-- START Data records --

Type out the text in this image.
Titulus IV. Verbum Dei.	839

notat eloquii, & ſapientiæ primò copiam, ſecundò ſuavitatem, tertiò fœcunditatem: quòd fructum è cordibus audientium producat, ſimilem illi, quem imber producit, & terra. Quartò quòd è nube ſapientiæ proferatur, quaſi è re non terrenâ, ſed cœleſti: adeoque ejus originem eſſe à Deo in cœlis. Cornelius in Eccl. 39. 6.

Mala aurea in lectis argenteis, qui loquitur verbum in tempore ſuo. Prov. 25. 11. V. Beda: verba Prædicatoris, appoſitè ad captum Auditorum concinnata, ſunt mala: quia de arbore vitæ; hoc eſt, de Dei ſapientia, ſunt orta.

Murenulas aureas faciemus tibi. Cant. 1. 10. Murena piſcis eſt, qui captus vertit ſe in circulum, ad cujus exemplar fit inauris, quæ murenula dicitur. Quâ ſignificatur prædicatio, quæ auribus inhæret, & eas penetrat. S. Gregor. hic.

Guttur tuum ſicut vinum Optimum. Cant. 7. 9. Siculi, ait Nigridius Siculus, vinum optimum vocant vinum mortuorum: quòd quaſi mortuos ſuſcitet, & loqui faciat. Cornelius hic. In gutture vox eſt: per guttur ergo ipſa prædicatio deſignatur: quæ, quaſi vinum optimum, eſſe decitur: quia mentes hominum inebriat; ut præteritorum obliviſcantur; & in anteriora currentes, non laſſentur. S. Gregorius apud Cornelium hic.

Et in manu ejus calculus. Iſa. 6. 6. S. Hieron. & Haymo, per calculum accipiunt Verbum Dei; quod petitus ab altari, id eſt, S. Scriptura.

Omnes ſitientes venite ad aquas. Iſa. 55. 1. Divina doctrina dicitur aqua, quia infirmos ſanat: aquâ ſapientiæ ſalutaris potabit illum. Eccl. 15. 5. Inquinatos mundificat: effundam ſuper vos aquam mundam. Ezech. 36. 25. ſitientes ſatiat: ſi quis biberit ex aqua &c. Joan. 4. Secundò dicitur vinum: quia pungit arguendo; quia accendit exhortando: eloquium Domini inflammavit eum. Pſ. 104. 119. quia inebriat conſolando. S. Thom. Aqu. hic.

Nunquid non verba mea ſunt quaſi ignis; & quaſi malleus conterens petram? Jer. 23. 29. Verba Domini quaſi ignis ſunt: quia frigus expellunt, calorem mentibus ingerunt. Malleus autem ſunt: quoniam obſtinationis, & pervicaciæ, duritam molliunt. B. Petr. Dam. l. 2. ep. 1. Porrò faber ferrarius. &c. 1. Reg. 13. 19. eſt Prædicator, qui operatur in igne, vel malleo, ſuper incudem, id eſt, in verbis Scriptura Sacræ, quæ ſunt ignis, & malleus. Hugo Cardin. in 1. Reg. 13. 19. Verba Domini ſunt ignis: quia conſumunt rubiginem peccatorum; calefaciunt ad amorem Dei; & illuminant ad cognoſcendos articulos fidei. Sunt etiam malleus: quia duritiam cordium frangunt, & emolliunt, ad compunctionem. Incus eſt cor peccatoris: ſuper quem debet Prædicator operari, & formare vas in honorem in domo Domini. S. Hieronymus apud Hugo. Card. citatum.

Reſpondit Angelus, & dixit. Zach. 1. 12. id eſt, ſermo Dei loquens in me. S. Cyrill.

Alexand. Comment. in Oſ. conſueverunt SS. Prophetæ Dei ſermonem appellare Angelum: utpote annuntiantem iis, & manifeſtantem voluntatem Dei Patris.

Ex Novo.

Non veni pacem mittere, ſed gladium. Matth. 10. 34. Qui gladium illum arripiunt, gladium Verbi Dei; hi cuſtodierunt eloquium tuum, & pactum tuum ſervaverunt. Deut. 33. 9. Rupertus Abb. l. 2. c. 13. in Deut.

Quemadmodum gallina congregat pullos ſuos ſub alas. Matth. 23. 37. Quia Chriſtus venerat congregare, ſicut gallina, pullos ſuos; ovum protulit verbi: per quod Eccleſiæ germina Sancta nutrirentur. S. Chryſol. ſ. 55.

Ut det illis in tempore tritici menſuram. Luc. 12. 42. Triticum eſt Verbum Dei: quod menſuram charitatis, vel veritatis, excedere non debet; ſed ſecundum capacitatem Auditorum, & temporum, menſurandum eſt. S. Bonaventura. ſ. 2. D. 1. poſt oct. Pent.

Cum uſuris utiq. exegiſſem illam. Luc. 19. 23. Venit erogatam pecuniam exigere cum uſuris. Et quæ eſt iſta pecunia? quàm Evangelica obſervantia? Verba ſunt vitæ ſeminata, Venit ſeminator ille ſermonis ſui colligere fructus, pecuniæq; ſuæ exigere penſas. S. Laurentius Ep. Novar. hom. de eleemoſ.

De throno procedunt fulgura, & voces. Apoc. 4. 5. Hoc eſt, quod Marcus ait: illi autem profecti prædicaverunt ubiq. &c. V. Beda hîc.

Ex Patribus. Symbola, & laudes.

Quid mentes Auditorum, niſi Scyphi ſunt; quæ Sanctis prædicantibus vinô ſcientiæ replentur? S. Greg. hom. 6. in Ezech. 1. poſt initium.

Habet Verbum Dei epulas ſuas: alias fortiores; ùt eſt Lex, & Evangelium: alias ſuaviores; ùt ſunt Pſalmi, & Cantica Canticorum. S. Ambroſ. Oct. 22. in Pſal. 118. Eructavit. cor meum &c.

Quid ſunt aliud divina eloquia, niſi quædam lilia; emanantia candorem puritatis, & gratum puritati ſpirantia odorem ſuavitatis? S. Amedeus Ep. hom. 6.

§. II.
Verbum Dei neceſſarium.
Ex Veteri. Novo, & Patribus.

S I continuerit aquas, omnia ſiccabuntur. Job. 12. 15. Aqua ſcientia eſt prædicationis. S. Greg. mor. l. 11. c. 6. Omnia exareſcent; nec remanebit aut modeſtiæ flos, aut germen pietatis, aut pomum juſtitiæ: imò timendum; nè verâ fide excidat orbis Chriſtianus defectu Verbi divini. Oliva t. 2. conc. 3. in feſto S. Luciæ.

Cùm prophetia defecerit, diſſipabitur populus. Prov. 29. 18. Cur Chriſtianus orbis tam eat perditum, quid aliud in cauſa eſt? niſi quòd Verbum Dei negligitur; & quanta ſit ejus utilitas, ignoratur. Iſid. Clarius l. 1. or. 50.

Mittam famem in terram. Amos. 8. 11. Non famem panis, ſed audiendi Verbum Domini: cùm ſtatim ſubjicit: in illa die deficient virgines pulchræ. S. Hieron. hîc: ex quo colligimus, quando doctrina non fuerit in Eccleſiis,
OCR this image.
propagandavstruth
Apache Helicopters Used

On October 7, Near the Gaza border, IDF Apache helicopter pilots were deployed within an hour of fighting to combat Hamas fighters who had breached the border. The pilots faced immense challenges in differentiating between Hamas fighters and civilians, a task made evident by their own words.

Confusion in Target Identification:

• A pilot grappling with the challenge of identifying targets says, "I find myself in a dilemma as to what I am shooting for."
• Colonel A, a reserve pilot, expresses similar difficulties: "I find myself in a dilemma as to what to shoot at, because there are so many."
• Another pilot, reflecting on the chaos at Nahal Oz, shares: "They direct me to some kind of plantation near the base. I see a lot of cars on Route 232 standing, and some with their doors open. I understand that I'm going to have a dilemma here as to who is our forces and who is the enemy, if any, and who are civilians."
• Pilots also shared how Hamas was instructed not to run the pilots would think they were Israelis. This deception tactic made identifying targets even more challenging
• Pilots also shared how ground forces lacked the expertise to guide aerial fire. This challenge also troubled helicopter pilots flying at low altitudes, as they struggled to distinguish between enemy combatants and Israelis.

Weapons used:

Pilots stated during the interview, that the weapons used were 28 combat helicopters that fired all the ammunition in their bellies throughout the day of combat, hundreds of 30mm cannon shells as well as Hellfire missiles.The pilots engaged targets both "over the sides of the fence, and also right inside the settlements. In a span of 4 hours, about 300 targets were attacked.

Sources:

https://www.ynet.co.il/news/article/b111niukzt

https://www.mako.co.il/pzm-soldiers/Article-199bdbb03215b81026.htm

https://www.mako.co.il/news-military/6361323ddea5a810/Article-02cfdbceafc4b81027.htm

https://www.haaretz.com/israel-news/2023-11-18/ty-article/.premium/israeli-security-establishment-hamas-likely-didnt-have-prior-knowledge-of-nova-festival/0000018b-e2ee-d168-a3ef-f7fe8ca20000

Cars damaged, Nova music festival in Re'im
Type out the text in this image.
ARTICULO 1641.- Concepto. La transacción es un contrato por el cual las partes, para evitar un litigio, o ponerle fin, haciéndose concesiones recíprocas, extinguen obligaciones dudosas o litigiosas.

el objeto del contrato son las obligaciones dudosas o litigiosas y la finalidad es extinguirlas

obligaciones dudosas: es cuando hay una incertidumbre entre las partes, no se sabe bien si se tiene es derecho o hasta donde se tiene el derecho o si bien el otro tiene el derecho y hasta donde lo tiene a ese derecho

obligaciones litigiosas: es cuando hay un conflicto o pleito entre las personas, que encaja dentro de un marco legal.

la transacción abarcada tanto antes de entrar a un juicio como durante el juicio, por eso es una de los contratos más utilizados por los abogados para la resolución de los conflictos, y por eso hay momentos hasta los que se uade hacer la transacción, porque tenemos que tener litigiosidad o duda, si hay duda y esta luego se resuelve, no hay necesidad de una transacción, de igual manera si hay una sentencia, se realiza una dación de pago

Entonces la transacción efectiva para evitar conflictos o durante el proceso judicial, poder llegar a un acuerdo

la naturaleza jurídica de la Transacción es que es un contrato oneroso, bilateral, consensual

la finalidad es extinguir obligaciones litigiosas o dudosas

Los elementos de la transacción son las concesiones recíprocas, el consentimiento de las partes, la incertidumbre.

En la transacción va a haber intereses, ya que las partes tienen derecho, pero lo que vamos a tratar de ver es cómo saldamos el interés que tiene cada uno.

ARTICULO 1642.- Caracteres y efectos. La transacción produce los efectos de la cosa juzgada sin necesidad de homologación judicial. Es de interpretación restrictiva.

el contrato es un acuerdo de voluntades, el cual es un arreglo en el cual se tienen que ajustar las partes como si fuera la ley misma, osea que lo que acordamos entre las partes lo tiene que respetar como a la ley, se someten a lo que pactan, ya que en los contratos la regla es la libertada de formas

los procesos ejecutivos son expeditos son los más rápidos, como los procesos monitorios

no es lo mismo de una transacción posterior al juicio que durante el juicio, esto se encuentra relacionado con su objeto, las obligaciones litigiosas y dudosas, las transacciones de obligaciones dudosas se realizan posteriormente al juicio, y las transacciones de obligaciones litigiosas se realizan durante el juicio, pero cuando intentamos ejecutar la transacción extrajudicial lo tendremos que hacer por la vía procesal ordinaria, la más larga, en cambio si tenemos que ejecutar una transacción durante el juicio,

-- END Data records --

→ Given task:
Establish how many lines of the material above hold the word "dicitur". Nothing but the count should be returned.

→ Exercise output:
2